Extracted data entries

Begin

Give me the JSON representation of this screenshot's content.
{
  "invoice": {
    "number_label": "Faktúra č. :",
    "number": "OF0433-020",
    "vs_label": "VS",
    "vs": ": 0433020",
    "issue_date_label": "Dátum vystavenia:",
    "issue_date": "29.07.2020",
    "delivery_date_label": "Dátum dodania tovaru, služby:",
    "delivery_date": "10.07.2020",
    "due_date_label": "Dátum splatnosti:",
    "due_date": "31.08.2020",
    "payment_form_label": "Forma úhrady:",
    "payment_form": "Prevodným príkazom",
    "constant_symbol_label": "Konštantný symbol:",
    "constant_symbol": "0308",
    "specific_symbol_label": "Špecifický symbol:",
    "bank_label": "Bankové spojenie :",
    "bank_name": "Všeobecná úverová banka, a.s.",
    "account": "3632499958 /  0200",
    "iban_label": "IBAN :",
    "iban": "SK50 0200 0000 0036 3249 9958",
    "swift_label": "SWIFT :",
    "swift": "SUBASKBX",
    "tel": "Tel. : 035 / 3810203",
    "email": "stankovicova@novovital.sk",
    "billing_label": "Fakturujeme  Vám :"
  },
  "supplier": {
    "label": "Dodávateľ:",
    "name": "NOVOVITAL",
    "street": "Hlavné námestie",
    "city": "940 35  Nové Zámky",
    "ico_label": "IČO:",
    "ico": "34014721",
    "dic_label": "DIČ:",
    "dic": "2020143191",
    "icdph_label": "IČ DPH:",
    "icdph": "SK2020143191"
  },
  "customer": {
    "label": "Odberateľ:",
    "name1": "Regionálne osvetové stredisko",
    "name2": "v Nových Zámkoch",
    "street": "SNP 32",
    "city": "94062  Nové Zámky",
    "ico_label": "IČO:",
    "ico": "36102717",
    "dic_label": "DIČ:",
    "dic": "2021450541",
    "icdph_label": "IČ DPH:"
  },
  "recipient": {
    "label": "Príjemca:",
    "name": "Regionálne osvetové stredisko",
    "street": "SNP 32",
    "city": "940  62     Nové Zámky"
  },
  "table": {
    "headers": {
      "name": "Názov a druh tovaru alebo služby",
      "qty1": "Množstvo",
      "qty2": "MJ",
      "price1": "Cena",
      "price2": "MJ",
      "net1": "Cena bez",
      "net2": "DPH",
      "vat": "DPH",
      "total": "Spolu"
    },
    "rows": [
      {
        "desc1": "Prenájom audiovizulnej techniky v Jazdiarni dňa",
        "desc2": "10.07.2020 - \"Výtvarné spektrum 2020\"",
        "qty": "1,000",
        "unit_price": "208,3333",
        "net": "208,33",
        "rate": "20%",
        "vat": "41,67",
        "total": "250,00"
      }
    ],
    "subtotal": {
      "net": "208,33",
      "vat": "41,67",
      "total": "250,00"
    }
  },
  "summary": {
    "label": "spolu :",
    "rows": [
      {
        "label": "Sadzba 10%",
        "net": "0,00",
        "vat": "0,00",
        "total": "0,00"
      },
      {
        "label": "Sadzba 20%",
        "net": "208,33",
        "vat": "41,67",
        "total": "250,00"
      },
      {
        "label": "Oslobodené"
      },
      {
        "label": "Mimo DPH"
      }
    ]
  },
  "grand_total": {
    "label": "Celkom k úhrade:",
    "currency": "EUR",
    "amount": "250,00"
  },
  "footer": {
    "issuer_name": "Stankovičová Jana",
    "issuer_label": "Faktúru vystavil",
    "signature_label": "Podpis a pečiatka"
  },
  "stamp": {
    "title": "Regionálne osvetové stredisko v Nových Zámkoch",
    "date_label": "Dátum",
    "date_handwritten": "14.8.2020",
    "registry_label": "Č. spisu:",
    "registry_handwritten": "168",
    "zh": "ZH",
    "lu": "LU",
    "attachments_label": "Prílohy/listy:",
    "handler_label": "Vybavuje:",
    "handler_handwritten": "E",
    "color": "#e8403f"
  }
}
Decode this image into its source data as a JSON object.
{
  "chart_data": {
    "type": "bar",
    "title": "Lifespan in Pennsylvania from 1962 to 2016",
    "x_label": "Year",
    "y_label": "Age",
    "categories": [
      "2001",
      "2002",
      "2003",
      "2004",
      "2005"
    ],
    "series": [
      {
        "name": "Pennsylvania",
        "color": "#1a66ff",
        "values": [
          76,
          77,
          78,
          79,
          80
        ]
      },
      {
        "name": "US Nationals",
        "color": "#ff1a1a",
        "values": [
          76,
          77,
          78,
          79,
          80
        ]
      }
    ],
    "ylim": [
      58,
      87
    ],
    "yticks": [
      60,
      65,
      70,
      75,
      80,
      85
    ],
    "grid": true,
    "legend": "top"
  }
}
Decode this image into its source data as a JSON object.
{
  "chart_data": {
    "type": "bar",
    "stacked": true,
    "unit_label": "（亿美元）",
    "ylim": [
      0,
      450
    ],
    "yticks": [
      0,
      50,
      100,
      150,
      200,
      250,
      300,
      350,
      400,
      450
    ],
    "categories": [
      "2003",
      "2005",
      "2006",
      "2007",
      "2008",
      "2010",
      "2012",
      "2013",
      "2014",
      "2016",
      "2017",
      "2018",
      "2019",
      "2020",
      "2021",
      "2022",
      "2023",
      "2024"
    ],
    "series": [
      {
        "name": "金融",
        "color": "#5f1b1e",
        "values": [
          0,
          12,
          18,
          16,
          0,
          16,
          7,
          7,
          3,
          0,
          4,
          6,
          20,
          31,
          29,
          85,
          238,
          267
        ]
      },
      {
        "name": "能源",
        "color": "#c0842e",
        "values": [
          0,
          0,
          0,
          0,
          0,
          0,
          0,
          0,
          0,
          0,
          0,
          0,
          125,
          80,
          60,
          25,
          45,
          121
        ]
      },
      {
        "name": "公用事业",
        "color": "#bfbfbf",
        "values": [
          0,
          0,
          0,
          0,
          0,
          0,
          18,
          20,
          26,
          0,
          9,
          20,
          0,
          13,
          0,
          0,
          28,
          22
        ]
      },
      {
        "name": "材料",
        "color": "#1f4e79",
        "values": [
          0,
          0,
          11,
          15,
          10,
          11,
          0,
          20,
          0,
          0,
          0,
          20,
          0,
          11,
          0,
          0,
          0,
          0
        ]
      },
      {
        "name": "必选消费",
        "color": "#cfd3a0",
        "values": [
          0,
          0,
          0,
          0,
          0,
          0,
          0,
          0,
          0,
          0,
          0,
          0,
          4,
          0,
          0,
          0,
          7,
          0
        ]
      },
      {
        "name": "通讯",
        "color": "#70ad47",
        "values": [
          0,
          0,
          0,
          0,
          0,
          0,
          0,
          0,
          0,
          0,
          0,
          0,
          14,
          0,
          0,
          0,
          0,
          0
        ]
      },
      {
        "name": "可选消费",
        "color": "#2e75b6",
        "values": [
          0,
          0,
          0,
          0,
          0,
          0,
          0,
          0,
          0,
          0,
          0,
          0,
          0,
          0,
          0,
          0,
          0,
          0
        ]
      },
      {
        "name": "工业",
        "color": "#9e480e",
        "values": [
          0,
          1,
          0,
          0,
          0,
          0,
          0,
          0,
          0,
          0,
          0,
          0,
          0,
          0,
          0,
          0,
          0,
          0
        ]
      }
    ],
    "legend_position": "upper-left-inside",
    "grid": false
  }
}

End

Above are some records; repeat all of them exactly.

Give me the JSON representation of this screenshot's content.
{
  "invoice": {
    "number_label": "Faktúra č. :",
    "number": "OF0433-020",
    "vs_label": "VS",
    "vs": ": 0433020",
    "issue_date_label": "Dátum vystavenia:",
    "issue_date": "29.07.2020",
    "delivery_date_label": "Dátum dodania tovaru, služby:",
    "delivery_date": "10.07.2020",
    "due_date_label": "Dátum splatnosti:",
    "due_date": "31.08.2020",
    "payment_form_label": "Forma úhrady:",
    "payment_form": "Prevodným príkazom",
    "constant_symbol_label": "Konštantný symbol:",
    "constant_symbol": "0308",
    "specific_symbol_label": "Špecifický symbol:",
    "bank_label": "Bankové spojenie :",
    "bank_name": "Všeobecná úverová banka, a.s.",
    "account": "3632499958 /  0200",
    "iban_label": "IBAN :",
    "iban": "SK50 0200 0000 0036 3249 9958",
    "swift_label": "SWIFT :",
    "swift": "SUBASKBX",
    "tel": "Tel. : 035 / 3810203",
    "email": "stankovicova@novovital.sk",
    "billing_label": "Fakturujeme  Vám :"
  },
  "supplier": {
    "label": "Dodávateľ:",
    "name": "NOVOVITAL",
    "street": "Hlavné námestie",
    "city": "940 35  Nové Zámky",
    "ico_label": "IČO:",
    "ico": "34014721",
    "dic_label": "DIČ:",
    "dic": "2020143191",
    "icdph_label": "IČ DPH:",
    "icdph": "SK2020143191"
  },
  "customer": {
    "label": "Odberateľ:",
    "name1": "Regionálne osvetové stredisko",
    "name2": "v Nových Zámkoch",
    "street": "SNP 32",
    "city": "94062  Nové Zámky",
    "ico_label": "IČO:",
    "ico": "36102717",
    "dic_label": "DIČ:",
    "dic": "2021450541",
    "icdph_label": "IČ DPH:"
  },
  "recipient": {
    "label": "Príjemca:",
    "name": "Regionálne osvetové stredisko",
    "street": "SNP 32",
    "city": "940  62     Nové Zámky"
  },
  "table": {
    "headers": {
      "name": "Názov a druh tovaru alebo služby",
      "qty1": "Množstvo",
      "qty2": "MJ",
      "price1": "Cena",
      "price2": "MJ",
      "net1": "Cena bez",
      "net2": "DPH",
      "vat": "DPH",
      "total": "Spolu"
    },
    "rows": [
      {
        "desc1": "Prenájom audiovizulnej techniky v Jazdiarni dňa",
        "desc2": "10.07.2020 - \"Výtvarné spektrum 2020\"",
        "qty": "1,000",
        "unit_price": "208,3333",
        "net": "208,33",
        "rate": "20%",
        "vat": "41,67",
        "total": "250,00"
      }
    ],
    "subtotal": {
      "net": "208,33",
      "vat": "41,67",
      "total": "250,00"
    }
  },
  "summary": {
    "label": "spolu :",
    "rows": [
      {
        "label": "Sadzba 10%",
        "net": "0,00",
        "vat": "0,00",
        "total": "0,00"
      },
      {
        "label": "Sadzba 20%",
        "net": "208,33",
        "vat": "41,67",
        "total": "250,00"
      },
      {
        "label": "Oslobodené"
      },
      {
        "label": "Mimo DPH"
      }
    ]
  },
  "grand_total": {
    "label": "Celkom k úhrade:",
    "currency": "EUR",
    "amount": "250,00"
  },
  "footer": {
    "issuer_name": "Stankovičová Jana",
    "issuer_label": "Faktúru vystavil",
    "signature_label": "Podpis a pečiatka"
  },
  "stamp": {
    "title": "Regionálne osvetové stredisko v Nových Zámkoch",
    "date_label": "Dátum",
    "date_handwritten": "14.8.2020",
    "registry_label": "Č. spisu:",
    "registry_handwritten": "168",
    "zh": "ZH",
    "lu": "LU",
    "attachments_label": "Prílohy/listy:",
    "handler_label": "Vybavuje:",
    "handler_handwritten": "E",
    "color": "#e8403f"
  }
}
Decode this image into its source data as a JSON object.
{
  "chart_data": {
    "type": "bar",
    "title": "Lifespan in Pennsylvania from 1962 to 2016",
    "x_label": "Year",
    "y_label": "Age",
    "categories": [
      "2001",
      "2002",
      "2003",
      "2004",
      "2005"
    ],
    "series": [
      {
        "name": "Pennsylvania",
        "color": "#1a66ff",
        "values": [
          76,
          77,
          78,
          79,
          80
        ]
      },
      {
        "name": "US Nationals",
        "color": "#ff1a1a",
        "values": [
          76,
          77,
          78,
          79,
          80
        ]
      }
    ],
    "ylim": [
      58,
      87
    ],
    "yticks": [
      60,
      65,
      70,
      75,
      80,
      85
    ],
    "grid": true,
    "legend": "top"
  }
}
Decode this image into its source data as a JSON object.
{
  "chart_data": {
    "type": "bar",
    "stacked": true,
    "unit_label": "（亿美元）",
    "ylim": [
      0,
      450
    ],
    "yticks": [
      0,
      50,
      100,
      150,
      200,
      250,
      300,
      350,
      400,
      450
    ],
    "categories": [
      "2003",
      "2005",
      "2006",
      "2007",
      "2008",
      "2010",
      "2012",
      "2013",
      "2014",
      "2016",
      "2017",
      "2018",
      "2019",
      "2020",
      "2021",
      "2022",
      "2023",
      "2024"
    ],
    "series": [
      {
        "name": "金融",
        "color": "#5f1b1e",
        "values": [
          0,
          12,
          18,
          16,
          0,
          16,
          7,
          7,
          3,
          0,
          4,
          6,
          20,
          31,
          29,
          85,
          238,
          267
        ]
      },
      {
        "name": "能源",
        "color": "#c0842e",
        "values": [
          0,
          0,
          0,
          0,
          0,
          0,
          0,
          0,
          0,
          0,
          0,
          0,
          125,
          80,
          60,
          25,
          45,
          121
        ]
      },
      {
        "name": "公用事业",
        "color": "#bfbfbf",
        "values": [
          0,
          0,
          0,
          0,
          0,
          0,
          18,
          20,
          26,
          0,
          9,
          20,
          0,
          13,
          0,
          0,
          28,
          22
        ]
      },
      {
        "name": "材料",
        "color": "#1f4e79",
        "values": [
          0,
          0,
          11,
          15,
          10,
          11,
          0,
          20,
          0,
          0,
          0,
          20,
          0,
          11,
          0,
          0,
          0,
          0
        ]
      },
      {
        "name": "必选消费",
        "color": "#cfd3a0",
        "values": [
          0,
          0,
          0,
          0,
          0,
          0,
          0,
          0,
          0,
          0,
          0,
          0,
          4,
          0,
          0,
          0,
          7,
          0
        ]
      },
      {
        "name": "通讯",
        "color": "#70ad47",
        "values": [
          0,
          0,
          0,
          0,
          0,
          0,
          0,
          0,
          0,
          0,
          0,
          0,
          14,
          0,
          0,
          0,
          0,
          0
        ]
      },
      {
        "name": "可选消费",
        "color": "#2e75b6",
        "values": [
          0,
          0,
          0,
          0,
          0,
          0,
          0,
          0,
          0,
          0,
          0,
          0,
          0,
          0,
          0,
          0,
          0,
          0
        ]
      },
      {
        "name": "工业",
        "color": "#9e480e",
        "values": [
          0,
          1,
          0,
          0,
          0,
          0,
          0,
          0,
          0,
          0,
          0,
          0,
          0,
          0,
          0,
          0,
          0,
          0
        ]
      }
    ],
    "legend_position": "upper-left-inside",
    "grid": false
  }
}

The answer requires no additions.